» **What to do**:
Reproduce the records exactly.

Collected data entries:

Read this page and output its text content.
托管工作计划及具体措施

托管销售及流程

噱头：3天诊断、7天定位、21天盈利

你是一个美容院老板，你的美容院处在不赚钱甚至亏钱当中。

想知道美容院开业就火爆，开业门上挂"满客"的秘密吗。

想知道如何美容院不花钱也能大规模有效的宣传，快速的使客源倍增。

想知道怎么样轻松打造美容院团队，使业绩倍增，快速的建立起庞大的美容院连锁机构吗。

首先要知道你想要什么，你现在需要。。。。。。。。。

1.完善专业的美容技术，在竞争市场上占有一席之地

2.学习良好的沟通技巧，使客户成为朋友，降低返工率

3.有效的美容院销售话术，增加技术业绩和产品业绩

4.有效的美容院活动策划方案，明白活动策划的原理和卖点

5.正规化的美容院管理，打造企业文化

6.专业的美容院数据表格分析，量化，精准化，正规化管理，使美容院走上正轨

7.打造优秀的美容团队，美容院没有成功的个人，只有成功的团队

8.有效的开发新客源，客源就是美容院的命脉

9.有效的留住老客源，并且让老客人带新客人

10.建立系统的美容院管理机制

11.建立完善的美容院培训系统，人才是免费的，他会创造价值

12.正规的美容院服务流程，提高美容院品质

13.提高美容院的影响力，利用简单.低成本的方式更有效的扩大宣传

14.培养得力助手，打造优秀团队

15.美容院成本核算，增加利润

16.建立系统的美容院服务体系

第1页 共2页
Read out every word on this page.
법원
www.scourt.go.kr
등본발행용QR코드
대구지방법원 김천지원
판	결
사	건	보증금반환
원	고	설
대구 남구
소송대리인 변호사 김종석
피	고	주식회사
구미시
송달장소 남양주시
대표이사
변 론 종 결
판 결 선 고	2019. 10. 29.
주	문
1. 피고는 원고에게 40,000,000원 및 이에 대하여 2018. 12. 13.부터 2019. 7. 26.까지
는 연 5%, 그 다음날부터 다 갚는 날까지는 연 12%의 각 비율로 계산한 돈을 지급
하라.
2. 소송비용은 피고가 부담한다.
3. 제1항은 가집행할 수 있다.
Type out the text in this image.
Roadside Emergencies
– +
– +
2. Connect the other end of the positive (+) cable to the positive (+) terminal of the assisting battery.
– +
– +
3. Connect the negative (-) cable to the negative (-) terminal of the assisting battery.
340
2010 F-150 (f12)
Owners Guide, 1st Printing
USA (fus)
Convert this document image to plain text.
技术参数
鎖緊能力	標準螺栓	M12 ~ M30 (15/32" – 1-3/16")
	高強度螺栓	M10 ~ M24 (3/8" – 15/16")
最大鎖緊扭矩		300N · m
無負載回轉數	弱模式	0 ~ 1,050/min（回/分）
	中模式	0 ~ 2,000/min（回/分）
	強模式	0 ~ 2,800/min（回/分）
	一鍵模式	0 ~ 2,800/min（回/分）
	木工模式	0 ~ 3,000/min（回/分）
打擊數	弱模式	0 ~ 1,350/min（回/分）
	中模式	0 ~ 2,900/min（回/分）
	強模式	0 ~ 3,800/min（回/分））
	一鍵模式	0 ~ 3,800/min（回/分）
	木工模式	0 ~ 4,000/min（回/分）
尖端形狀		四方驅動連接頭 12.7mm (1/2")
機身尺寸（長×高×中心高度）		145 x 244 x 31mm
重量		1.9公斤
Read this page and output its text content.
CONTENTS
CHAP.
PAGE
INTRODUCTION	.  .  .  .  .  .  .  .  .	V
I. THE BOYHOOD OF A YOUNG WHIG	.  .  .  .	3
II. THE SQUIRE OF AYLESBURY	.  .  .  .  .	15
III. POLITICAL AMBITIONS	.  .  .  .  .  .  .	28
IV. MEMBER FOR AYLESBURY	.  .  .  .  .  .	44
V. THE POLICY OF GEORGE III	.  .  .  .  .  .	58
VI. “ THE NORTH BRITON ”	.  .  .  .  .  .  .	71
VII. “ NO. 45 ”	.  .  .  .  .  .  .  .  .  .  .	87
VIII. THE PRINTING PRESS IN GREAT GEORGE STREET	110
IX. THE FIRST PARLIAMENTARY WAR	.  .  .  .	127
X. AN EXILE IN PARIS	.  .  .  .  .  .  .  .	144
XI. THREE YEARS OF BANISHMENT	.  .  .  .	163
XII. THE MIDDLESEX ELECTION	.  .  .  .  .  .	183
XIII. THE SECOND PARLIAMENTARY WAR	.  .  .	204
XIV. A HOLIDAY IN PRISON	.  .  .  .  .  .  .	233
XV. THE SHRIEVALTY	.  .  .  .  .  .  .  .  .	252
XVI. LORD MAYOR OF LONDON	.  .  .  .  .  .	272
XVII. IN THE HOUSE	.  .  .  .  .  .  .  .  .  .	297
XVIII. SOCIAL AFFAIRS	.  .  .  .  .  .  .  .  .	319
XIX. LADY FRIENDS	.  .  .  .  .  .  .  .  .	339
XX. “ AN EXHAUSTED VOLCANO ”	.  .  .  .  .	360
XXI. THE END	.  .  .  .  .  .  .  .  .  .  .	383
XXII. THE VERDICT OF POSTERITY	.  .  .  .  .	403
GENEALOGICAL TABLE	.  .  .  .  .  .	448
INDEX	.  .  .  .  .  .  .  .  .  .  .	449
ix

» **Exercise solution**:
Read this page and output its text content.
托管工作计划及具体措施

托管销售及流程

噱头：3天诊断、7天定位、21天盈利

你是一个美容院老板，你的美容院处在不赚钱甚至亏钱当中。

想知道美容院开业就火爆，开业门上挂"满客"的秘密吗。

想知道如何美容院不花钱也能大规模有效的宣传，快速的使客源倍增。

想知道怎么样轻松打造美容院团队，使业绩倍增，快速的建立起庞大的美容院连锁机构吗。

首先要知道你想要什么，你现在需要。。。。。。。。。

1.完善专业的美容技术，在竞争市场上占有一席之地

2.学习良好的沟通技巧，使客户成为朋友，降低返工率

3.有效的美容院销售话术，增加技术业绩和产品业绩

4.有效的美容院活动策划方案，明白活动策划的原理和卖点

5.正规化的美容院管理，打造企业文化

6.专业的美容院数据表格分析，量化，精准化，正规化管理，使美容院走上正轨

7.打造优秀的美容团队，美容院没有成功的个人，只有成功的团队

8.有效的开发新客源，客源就是美容院的命脉

9.有效的留住老客源，并且让老客人带新客人

10.建立系统的美容院管理机制

11.建立完善的美容院培训系统，人才是免费的，他会创造价值

12.正规的美容院服务流程，提高美容院品质

13.提高美容院的影响力，利用简单.低成本的方式更有效的扩大宣传

14.培养得力助手，打造优秀团队

15.美容院成本核算，增加利润

16.建立系统的美容院服务体系

第1页 共2页
Read out every word on this page.
법원
www.scourt.go.kr
등본발행용QR코드
대구지방법원 김천지원
판	결
사	건	보증금반환
원	고	설
대구 남구
소송대리인 변호사 김종석
피	고	주식회사
구미시
송달장소 남양주시
대표이사
변 론 종 결
판 결 선 고	2019. 10. 29.
주	문
1. 피고는 원고에게 40,000,000원 및 이에 대하여 2018. 12. 13.부터 2019. 7. 26.까지
는 연 5%, 그 다음날부터 다 갚는 날까지는 연 12%의 각 비율로 계산한 돈을 지급
하라.
2. 소송비용은 피고가 부담한다.
3. 제1항은 가집행할 수 있다.
Type out the text in this image.
Roadside Emergencies
– +
– +
2. Connect the other end of the positive (+) cable to the positive (+) terminal of the assisting battery.
– +
– +
3. Connect the negative (-) cable to the negative (-) terminal of the assisting battery.
340
2010 F-150 (f12)
Owners Guide, 1st Printing
USA (fus)
Convert this document image to plain text.
技术参数
鎖緊能力	標準螺栓	M12 ~ M30 (15/32" – 1-3/16")
	高強度螺栓	M10 ~ M24 (3/8" – 15/16")
最大鎖緊扭矩		300N · m
無負載回轉數	弱模式	0 ~ 1,050/min（回/分）
	中模式	0 ~ 2,000/min（回/分）
	強模式	0 ~ 2,800/min（回/分）
	一鍵模式	0 ~ 2,800/min（回/分）
	木工模式	0 ~ 3,000/min（回/分）
打擊數	弱模式	0 ~ 1,350/min（回/分）
	中模式	0 ~ 2,900/min（回/分）
	強模式	0 ~ 3,800/min（回/分））
	一鍵模式	0 ~ 3,800/min（回/分）
	木工模式	0 ~ 4,000/min（回/分）
尖端形狀		四方驅動連接頭 12.7mm (1/2")
機身尺寸（長×高×中心高度）		145 x 244 x 31mm
重量		1.9公斤
Read this page and output its text content.
CONTENTS
CHAP.
PAGE
INTRODUCTION	.  .  .  .  .  .  .  .  .	V
I. THE BOYHOOD OF A YOUNG WHIG	.  .  .  .	3
II. THE SQUIRE OF AYLESBURY	.  .  .  .  .	15
III. POLITICAL AMBITIONS	.  .  .  .  .  .  .	28
IV. MEMBER FOR AYLESBURY	.  .  .  .  .  .	44
V. THE POLICY OF GEORGE III	.  .  .  .  .  .	58
VI. “ THE NORTH BRITON ”	.  .  .  .  .  .  .	71
VII. “ NO. 45 ”	.  .  .  .  .  .  .  .  .  .  .	87
VIII. THE PRINTING PRESS IN GREAT GEORGE STREET	110
IX. THE FIRST PARLIAMENTARY WAR	.  .  .  .	127
X. AN EXILE IN PARIS	.  .  .  .  .  .  .  .	144
XI. THREE YEARS OF BANISHMENT	.  .  .  .	163
XII. THE MIDDLESEX ELECTION	.  .  .  .  .  .	183
XIII. THE SECOND PARLIAMENTARY WAR	.  .  .	204
XIV. A HOLIDAY IN PRISON	.  .  .  .  .  .  .	233
XV. THE SHRIEVALTY	.  .  .  .  .  .  .  .  .	252
XVI. LORD MAYOR OF LONDON	.  .  .  .  .  .	272
XVII. IN THE HOUSE	.  .  .  .  .  .  .  .  .  .	297
XVIII. SOCIAL AFFAIRS	.  .  .  .  .  .  .  .  .	319
XIX. LADY FRIENDS	.  .  .  .  .  .  .  .  .	339
XX. “ AN EXHAUSTED VOLCANO ”	.  .  .  .  .	360
XXI. THE END	.  .  .  .  .  .  .  .  .  .  .	383
XXII. THE VERDICT OF POSTERITY	.  .  .  .  .	403
GENEALOGICAL TABLE	.  .  .  .  .  .	448
INDEX	.  .  .  .  .  .  .  .  .  .  .	449
ix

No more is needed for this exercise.